### INSTRUCTIONS FOR THE TASK
Search the material for "both" and show all lines that contain it.

* * * *

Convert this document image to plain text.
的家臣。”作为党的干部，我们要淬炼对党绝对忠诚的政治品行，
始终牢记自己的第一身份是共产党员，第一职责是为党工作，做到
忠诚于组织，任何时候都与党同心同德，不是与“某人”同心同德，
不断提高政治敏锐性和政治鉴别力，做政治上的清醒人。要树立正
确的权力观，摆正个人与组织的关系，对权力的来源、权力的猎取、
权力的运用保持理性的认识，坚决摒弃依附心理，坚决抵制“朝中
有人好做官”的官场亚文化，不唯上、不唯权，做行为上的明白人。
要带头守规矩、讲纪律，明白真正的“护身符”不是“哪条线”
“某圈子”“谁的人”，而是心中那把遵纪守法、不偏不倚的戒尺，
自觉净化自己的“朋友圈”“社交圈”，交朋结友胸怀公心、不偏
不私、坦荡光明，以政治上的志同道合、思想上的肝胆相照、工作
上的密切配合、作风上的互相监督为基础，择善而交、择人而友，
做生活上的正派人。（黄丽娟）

* * * *

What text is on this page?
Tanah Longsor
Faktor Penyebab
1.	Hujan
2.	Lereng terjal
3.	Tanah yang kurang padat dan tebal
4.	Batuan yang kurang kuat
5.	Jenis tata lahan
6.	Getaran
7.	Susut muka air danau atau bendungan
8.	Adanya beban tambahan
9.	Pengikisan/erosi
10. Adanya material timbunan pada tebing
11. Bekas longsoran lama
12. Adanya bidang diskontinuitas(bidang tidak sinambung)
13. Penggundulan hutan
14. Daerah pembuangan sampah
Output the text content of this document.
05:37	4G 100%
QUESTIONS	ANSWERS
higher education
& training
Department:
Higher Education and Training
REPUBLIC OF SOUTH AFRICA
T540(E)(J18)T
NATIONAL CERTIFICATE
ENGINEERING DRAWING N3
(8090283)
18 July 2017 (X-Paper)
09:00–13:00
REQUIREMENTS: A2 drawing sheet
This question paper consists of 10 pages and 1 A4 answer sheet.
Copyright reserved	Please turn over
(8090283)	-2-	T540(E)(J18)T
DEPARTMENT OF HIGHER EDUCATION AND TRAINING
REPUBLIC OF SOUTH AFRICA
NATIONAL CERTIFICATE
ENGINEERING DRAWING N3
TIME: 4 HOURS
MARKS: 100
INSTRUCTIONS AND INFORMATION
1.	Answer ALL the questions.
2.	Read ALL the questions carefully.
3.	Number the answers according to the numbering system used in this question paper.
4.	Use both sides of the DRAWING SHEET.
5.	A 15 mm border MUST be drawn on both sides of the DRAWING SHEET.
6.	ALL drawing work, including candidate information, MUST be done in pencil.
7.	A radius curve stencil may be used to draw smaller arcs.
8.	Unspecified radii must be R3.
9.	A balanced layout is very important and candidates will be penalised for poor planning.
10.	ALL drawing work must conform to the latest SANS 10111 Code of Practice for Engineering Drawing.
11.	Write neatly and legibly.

* * * *

### CORRECT RESULT
4.	Use both sides of the DRAWING SHEET.
5.	A 15 mm border MUST be drawn on both sides of the DRAWING SHEET.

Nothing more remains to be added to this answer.